Collection entries:
####
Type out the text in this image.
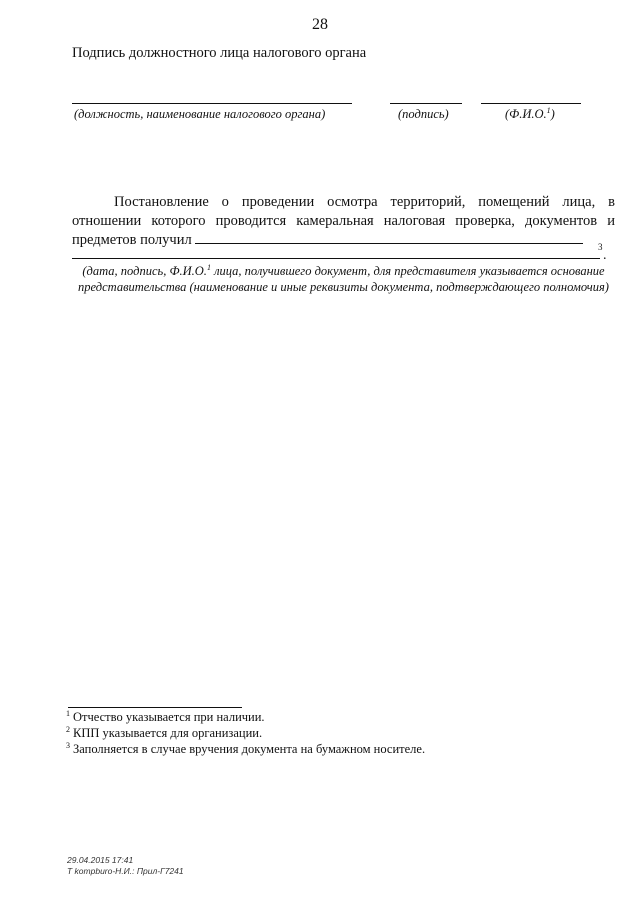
28
Подпись должностного лица налогового органа
(должность, наименование налогового органа)	(подпись)	(Ф.И.О.$^1$)
Постановление о проведении осмотра территорий, помещений лица, в отношении которого проводится камеральная налоговая проверка, документов и предметов получил	3
.
(дата, подпись, Ф.И.О.$^1$ лица, получившего документ, для представителя указывается основание представительства (наименование и иные реквизиты документа, подтверждающего полномочия)
$^1$ Отчество указывается при наличии.
$^2$ КПП указывается для организации.
$^3$ Заполняется в случае вручения документа на бумажном носителе.
29.04.2015 17:41
Т kompburo-Н.И.: Прил-Г7241
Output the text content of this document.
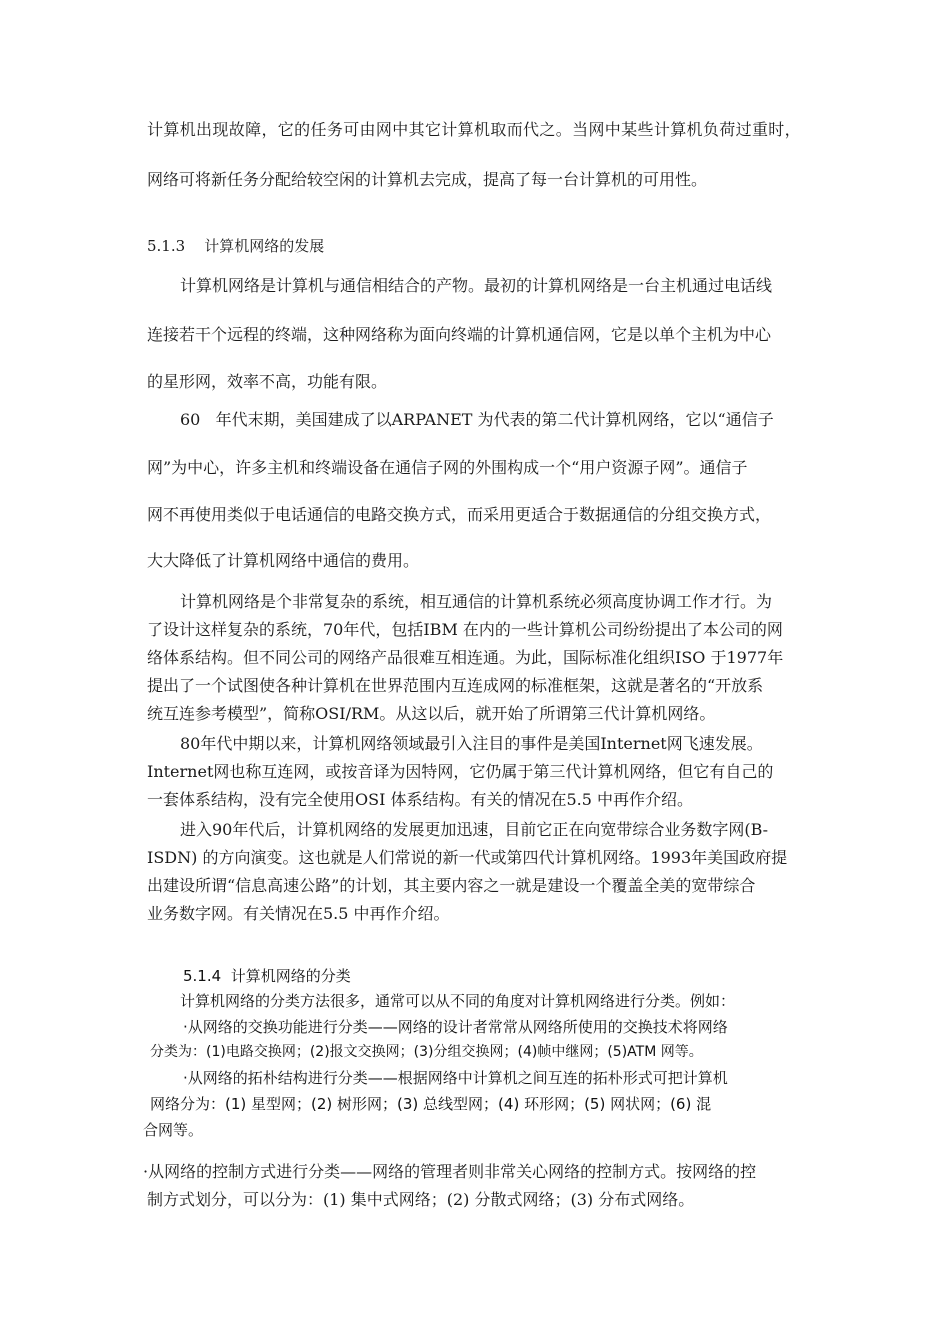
计算机出现故障，它的任务可由网中其它计算机取而代之。当网中某些计算机负荷过重时，
网络可将新任务分配给较空闲的计算机去完成，提高了每一台计算机的可用性。
5.1.3    计算机网络的发展
计算机网络是计算机与通信相结合的产物。最初的计算机网络是一台主机通过电话线
连接若干个远程的终端，这种网络称为面向终端的计算机通信网，它是以单个主机为中心
的星形网，效率不高，功能有限。
60   年代末期，美国建成了以ARPANET 为代表的第二代计算机网络，它以“通信子
网”为中心，许多主机和终端设备在通信子网的外围构成一个“用户资源子网”。通信子
网不再使用类似于电话通信的电路交换方式，而采用更适合于数据通信的分组交换方式，
大大降低了计算机网络中通信的费用。
计算机网络是个非常复杂的系统，相互通信的计算机系统必须高度协调工作才行。为
了设计这样复杂的系统，70年代，包括IBM 在内的一些计算机公司纷纷提出了本公司的网
络体系结构。但不同公司的网络产品很难互相连通。为此，国际标准化组织ISO 于1977年
提出了一个试图使各种计算机在世界范围内互连成网的标准框架，这就是著名的“开放系
统互连参考模型”，简称OSI/RM。从这以后，就开始了所谓第三代计算机网络。
80年代中期以来，计算机网络领域最引入注目的事件是美国Internet网飞速发展。
Internet网也称互连网，或按音译为因特网，它仍属于第三代计算机网络，但它有自己的
一套体系结构，没有完全使用OSI 体系结构。有关的情况在5.5 中再作介绍。
进入90年代后，计算机网络的发展更加迅速，目前它正在向宽带综合业务数字网(B-
ISDN) 的方向演变。这也就是人们常说的新一代或第四代计算机网络。1993年美国政府提
出建设所谓“信息高速公路”的计划，其主要内容之一就是建设一个覆盖全美的宽带综合
业务数字网。有关情况在5.5 中再作介绍。
5.1.4  计算机网络的分类
计算机网络的分类方法很多，通常可以从不同的角度对计算机网络进行分类。例如：
·从网络的交换功能进行分类——网络的设计者常常从网络所使用的交换技术将网络
分类为：(1)电路交换网；(2)报文交换网；(3)分组交换网；(4)帧中继网；(5)ATM 网等。
·从网络的拓朴结构进行分类——根据网络中计算机之间互连的拓朴形式可把计算机
网络分为：(1) 星型网；(2) 树形网；(3) 总线型网；(4) 环形网；(5) 网状网；(6) 混
合网等。
·从网络的控制方式进行分类——网络的管理者则非常关心网络的控制方式。按网络的控
制方式划分，可以分为：(1) 集中式网络；(2) 分散式网络；(3) 分布式网络。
####
▸ What is needed
Pictures in the records above are left out; print everything else exactly as written.

▸ Expected answer
Type out the text in this image.
28
Подпись должностного лица налогового органа
(должность, наименование налогового органа)	(подпись)	(Ф.И.О.$^1$)
Постановление о проведении осмотра территорий, помещений лица, в отношении которого проводится камеральная налоговая проверка, документов и предметов получил	3
.
(дата, подпись, Ф.И.О.$^1$ лица, получившего документ, для представителя указывается основание представительства (наименование и иные реквизиты документа, подтверждающего полномочия)
$^1$ Отчество указывается при наличии.
$^2$ КПП указывается для организации.
$^3$ Заполняется в случае вручения документа на бумажном носителе.
29.04.2015 17:41
Т kompburo-Н.И.: Прил-Г7241
Output the text content of this document.
计算机出现故障，它的任务可由网中其它计算机取而代之。当网中某些计算机负荷过重时，
网络可将新任务分配给较空闲的计算机去完成，提高了每一台计算机的可用性。
5.1.3    计算机网络的发展
计算机网络是计算机与通信相结合的产物。最初的计算机网络是一台主机通过电话线
连接若干个远程的终端，这种网络称为面向终端的计算机通信网，它是以单个主机为中心
的星形网，效率不高，功能有限。
60   年代末期，美国建成了以ARPANET 为代表的第二代计算机网络，它以“通信子
网”为中心，许多主机和终端设备在通信子网的外围构成一个“用户资源子网”。通信子
网不再使用类似于电话通信的电路交换方式，而采用更适合于数据通信的分组交换方式，
大大降低了计算机网络中通信的费用。
计算机网络是个非常复杂的系统，相互通信的计算机系统必须高度协调工作才行。为
了设计这样复杂的系统，70年代，包括IBM 在内的一些计算机公司纷纷提出了本公司的网
络体系结构。但不同公司的网络产品很难互相连通。为此，国际标准化组织ISO 于1977年
提出了一个试图使各种计算机在世界范围内互连成网的标准框架，这就是著名的“开放系
统互连参考模型”，简称OSI/RM。从这以后，就开始了所谓第三代计算机网络。
80年代中期以来，计算机网络领域最引入注目的事件是美国Internet网飞速发展。
Internet网也称互连网，或按音译为因特网，它仍属于第三代计算机网络，但它有自己的
一套体系结构，没有完全使用OSI 体系结构。有关的情况在5.5 中再作介绍。
进入90年代后，计算机网络的发展更加迅速，目前它正在向宽带综合业务数字网(B-
ISDN) 的方向演变。这也就是人们常说的新一代或第四代计算机网络。1993年美国政府提
出建设所谓“信息高速公路”的计划，其主要内容之一就是建设一个覆盖全美的宽带综合
业务数字网。有关情况在5.5 中再作介绍。
5.1.4  计算机网络的分类
计算机网络的分类方法很多，通常可以从不同的角度对计算机网络进行分类。例如：
·从网络的交换功能进行分类——网络的设计者常常从网络所使用的交换技术将网络
分类为：(1)电路交换网；(2)报文交换网；(3)分组交换网；(4)帧中继网；(5)ATM 网等。
·从网络的拓朴结构进行分类——根据网络中计算机之间互连的拓朴形式可把计算机
网络分为：(1) 星型网；(2) 树形网；(3) 总线型网；(4) 环形网；(5) 网状网；(6) 混
合网等。
·从网络的控制方式进行分类——网络的管理者则非常关心网络的控制方式。按网络的控
制方式划分，可以分为：(1) 集中式网络；(2) 分散式网络；(3) 分布式网络。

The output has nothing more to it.